>> start DATA FOR THIS TASK

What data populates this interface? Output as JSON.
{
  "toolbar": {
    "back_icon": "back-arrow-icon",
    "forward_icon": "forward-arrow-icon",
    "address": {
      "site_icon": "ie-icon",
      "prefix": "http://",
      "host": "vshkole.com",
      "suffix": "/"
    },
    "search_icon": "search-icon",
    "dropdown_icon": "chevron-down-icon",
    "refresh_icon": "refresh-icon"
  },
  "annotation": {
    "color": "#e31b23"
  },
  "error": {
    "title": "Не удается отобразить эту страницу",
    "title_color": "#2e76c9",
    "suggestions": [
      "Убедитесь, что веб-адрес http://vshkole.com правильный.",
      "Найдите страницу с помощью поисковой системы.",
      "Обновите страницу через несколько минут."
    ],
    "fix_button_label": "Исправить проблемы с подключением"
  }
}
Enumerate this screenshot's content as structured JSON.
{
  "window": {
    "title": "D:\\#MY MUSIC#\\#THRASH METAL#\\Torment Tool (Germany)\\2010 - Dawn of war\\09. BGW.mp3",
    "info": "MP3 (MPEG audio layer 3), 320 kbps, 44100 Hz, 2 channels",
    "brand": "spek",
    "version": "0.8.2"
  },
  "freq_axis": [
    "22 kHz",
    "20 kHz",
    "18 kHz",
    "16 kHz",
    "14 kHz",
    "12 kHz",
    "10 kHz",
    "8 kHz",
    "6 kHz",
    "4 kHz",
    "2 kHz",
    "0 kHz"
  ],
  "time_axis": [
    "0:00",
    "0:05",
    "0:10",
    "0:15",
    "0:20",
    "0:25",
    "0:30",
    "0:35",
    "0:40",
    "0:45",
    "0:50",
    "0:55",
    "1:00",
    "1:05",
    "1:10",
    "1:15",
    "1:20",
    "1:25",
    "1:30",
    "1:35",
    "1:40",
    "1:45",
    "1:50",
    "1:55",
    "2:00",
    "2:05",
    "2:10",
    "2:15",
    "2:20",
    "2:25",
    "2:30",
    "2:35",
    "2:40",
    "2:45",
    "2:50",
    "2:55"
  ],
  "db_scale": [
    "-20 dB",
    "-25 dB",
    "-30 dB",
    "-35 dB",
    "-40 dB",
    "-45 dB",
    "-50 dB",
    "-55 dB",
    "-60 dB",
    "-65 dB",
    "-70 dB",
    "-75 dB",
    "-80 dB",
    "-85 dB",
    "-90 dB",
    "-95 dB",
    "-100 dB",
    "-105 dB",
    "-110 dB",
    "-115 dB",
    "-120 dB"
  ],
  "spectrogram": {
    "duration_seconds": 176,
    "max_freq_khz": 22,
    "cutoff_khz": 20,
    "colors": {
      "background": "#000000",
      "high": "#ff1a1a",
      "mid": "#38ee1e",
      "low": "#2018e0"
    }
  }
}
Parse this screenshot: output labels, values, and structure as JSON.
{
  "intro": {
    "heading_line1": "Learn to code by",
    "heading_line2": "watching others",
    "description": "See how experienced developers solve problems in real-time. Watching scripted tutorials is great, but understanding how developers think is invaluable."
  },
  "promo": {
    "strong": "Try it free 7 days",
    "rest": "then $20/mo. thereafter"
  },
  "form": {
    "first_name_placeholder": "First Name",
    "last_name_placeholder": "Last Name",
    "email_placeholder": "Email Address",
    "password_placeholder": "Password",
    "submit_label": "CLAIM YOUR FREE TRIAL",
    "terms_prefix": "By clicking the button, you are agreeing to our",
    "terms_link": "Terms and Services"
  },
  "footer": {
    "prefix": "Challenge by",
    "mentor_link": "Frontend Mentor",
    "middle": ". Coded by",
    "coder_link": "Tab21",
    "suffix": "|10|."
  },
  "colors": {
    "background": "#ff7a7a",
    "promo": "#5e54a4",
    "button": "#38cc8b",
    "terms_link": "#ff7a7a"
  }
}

>> end DATA FOR THIS TASK

> EXERCISE BRIEF
From the records above, extract every entry verbatim.

> EXERCISE ANSWER
What data populates this interface? Output as JSON.
{
  "toolbar": {
    "back_icon": "back-arrow-icon",
    "forward_icon": "forward-arrow-icon",
    "address": {
      "site_icon": "ie-icon",
      "prefix": "http://",
      "host": "vshkole.com",
      "suffix": "/"
    },
    "search_icon": "search-icon",
    "dropdown_icon": "chevron-down-icon",
    "refresh_icon": "refresh-icon"
  },
  "annotation": {
    "color": "#e31b23"
  },
  "error": {
    "title": "Не удается отобразить эту страницу",
    "title_color": "#2e76c9",
    "suggestions": [
      "Убедитесь, что веб-адрес http://vshkole.com правильный.",
      "Найдите страницу с помощью поисковой системы.",
      "Обновите страницу через несколько минут."
    ],
    "fix_button_label": "Исправить проблемы с подключением"
  }
}
Enumerate this screenshot's content as structured JSON.
{
  "window": {
    "title": "D:\\#MY MUSIC#\\#THRASH METAL#\\Torment Tool (Germany)\\2010 - Dawn of war\\09. BGW.mp3",
    "info": "MP3 (MPEG audio layer 3), 320 kbps, 44100 Hz, 2 channels",
    "brand": "spek",
    "version": "0.8.2"
  },
  "freq_axis": [
    "22 kHz",
    "20 kHz",
    "18 kHz",
    "16 kHz",
    "14 kHz",
    "12 kHz",
    "10 kHz",
    "8 kHz",
    "6 kHz",
    "4 kHz",
    "2 kHz",
    "0 kHz"
  ],
  "time_axis": [
    "0:00",
    "0:05",
    "0:10",
    "0:15",
    "0:20",
    "0:25",
    "0:30",
    "0:35",
    "0:40",
    "0:45",
    "0:50",
    "0:55",
    "1:00",
    "1:05",
    "1:10",
    "1:15",
    "1:20",
    "1:25",
    "1:30",
    "1:35",
    "1:40",
    "1:45",
    "1:50",
    "1:55",
    "2:00",
    "2:05",
    "2:10",
    "2:15",
    "2:20",
    "2:25",
    "2:30",
    "2:35",
    "2:40",
    "2:45",
    "2:50",
    "2:55"
  ],
  "db_scale": [
    "-20 dB",
    "-25 dB",
    "-30 dB",
    "-35 dB",
    "-40 dB",
    "-45 dB",
    "-50 dB",
    "-55 dB",
    "-60 dB",
    "-65 dB",
    "-70 dB",
    "-75 dB",
    "-80 dB",
    "-85 dB",
    "-90 dB",
    "-95 dB",
    "-100 dB",
    "-105 dB",
    "-110 dB",
    "-115 dB",
    "-120 dB"
  ],
  "spectrogram": {
    "duration_seconds": 176,
    "max_freq_khz": 22,
    "cutoff_khz": 20,
    "colors": {
      "background": "#000000",
      "high": "#ff1a1a",
      "mid": "#38ee1e",
      "low": "#2018e0"
    }
  }
}
Parse this screenshot: output labels, values, and structure as JSON.
{
  "intro": {
    "heading_line1": "Learn to code by",
    "heading_line2": "watching others",
    "description": "See how experienced developers solve problems in real-time. Watching scripted tutorials is great, but understanding how developers think is invaluable."
  },
  "promo": {
    "strong": "Try it free 7 days",
    "rest": "then $20/mo. thereafter"
  },
  "form": {
    "first_name_placeholder": "First Name",
    "last_name_placeholder": "Last Name",
    "email_placeholder": "Email Address",
    "password_placeholder": "Password",
    "submit_label": "CLAIM YOUR FREE TRIAL",
    "terms_prefix": "By clicking the button, you are agreeing to our",
    "terms_link": "Terms and Services"
  },
  "footer": {
    "prefix": "Challenge by",
    "mentor_link": "Frontend Mentor",
    "middle": ". Coded by",
    "coder_link": "Tab21",
    "suffix": "|10|."
  },
  "colors": {
    "background": "#ff7a7a",
    "promo": "#5e54a4",
    "button": "#38cc8b",
    "terms_link": "#ff7a7a"
  }
}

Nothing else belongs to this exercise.